Stated task: Copy, in full, each line of the material that holds the word "name".

[Records about charts and figures]
================================

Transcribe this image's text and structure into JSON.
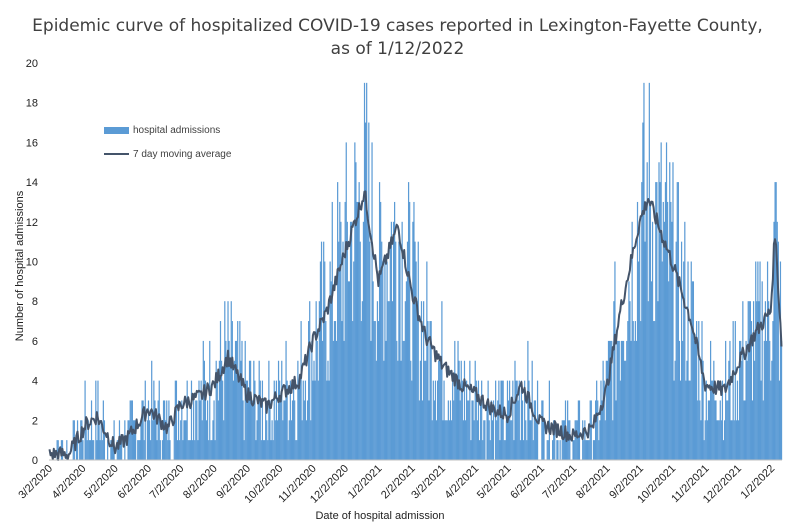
{
  "chart_data": {
    "type": "bar",
    "title": "Epidemic curve of hospitalized COVID-19 cases reported in Lexington-Fayette County,",
    "title_line2": "as of 1/12/2022",
    "xlabel": "Date of hospital admission",
    "ylabel": "Number of hospital admissions",
    "ylim": [
      0,
      20
    ],
    "y_ticks": [
      0,
      2,
      4,
      6,
      8,
      10,
      12,
      14,
      16,
      18,
      20
    ],
    "x_tick_labels": [
      "3/2/2020",
      "4/2/2020",
      "5/2/2020",
      "6/2/2020",
      "7/2/2020",
      "8/2/2020",
      "9/2/2020",
      "10/2/2020",
      "11/2/2020",
      "12/2/2020",
      "1/2/2021",
      "2/2/2021",
      "3/2/2021",
      "4/2/2021",
      "5/2/2021",
      "6/2/2021",
      "7/2/2021",
      "8/2/2021",
      "9/2/2021",
      "10/2/2021",
      "11/2/2021",
      "12/2/2021",
      "1/2/2022"
    ],
    "x_start": "3/2/2020",
    "x_end": "1/12/2022",
    "grid": false,
    "legend_position": "upper-left",
    "series": [
      {
        "name": "hospital admissions",
        "kind": "bar",
        "color": "#5b9bd5"
      },
      {
        "name": "7 day moving average",
        "kind": "line",
        "color": "#44546a"
      }
    ],
    "moving_average_curve": [
      [
        "3/2/2020",
        0.3
      ],
      [
        "3/20/2020",
        0.3
      ],
      [
        "4/5/2020",
        1.8
      ],
      [
        "4/15/2020",
        2.2
      ],
      [
        "5/2/2020",
        0.6
      ],
      [
        "5/15/2020",
        1.2
      ],
      [
        "6/2/2020",
        2.6
      ],
      [
        "6/20/2020",
        1.6
      ],
      [
        "7/2/2020",
        2.8
      ],
      [
        "7/20/2020",
        3.2
      ],
      [
        "8/2/2020",
        3.8
      ],
      [
        "8/15/2020",
        5.2
      ],
      [
        "9/2/2020",
        3.3
      ],
      [
        "9/20/2020",
        2.7
      ],
      [
        "10/2/2020",
        3.3
      ],
      [
        "10/20/2020",
        4.0
      ],
      [
        "11/2/2020",
        6.0
      ],
      [
        "11/15/2020",
        7.5
      ],
      [
        "12/2/2020",
        10.5
      ],
      [
        "12/20/2020",
        13.5
      ],
      [
        "1/2/2021",
        9.0
      ],
      [
        "1/20/2021",
        11.8
      ],
      [
        "2/2/2021",
        8.5
      ],
      [
        "2/15/2021",
        6.2
      ],
      [
        "3/2/2021",
        4.8
      ],
      [
        "3/20/2021",
        3.8
      ],
      [
        "4/2/2021",
        3.3
      ],
      [
        "4/20/2021",
        2.5
      ],
      [
        "5/2/2021",
        2.3
      ],
      [
        "5/15/2021",
        3.8
      ],
      [
        "6/2/2021",
        1.8
      ],
      [
        "6/20/2021",
        1.5
      ],
      [
        "7/2/2021",
        1.2
      ],
      [
        "7/20/2021",
        1.6
      ],
      [
        "8/2/2021",
        3.5
      ],
      [
        "8/15/2021",
        7.5
      ],
      [
        "9/2/2021",
        12.0
      ],
      [
        "9/10/2021",
        13.2
      ],
      [
        "10/2/2021",
        10.0
      ],
      [
        "10/20/2021",
        7.0
      ],
      [
        "11/2/2021",
        3.8
      ],
      [
        "11/20/2021",
        3.5
      ],
      [
        "12/2/2021",
        4.8
      ],
      [
        "12/20/2021",
        6.5
      ],
      [
        "1/2/2022",
        7.5
      ],
      [
        "1/6/2022",
        11.5
      ],
      [
        "1/12/2022",
        6.0
      ]
    ]
  }
}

================================

Result of this exercise:
        "name": "hospital admissions",
        "name": "7 day moving average",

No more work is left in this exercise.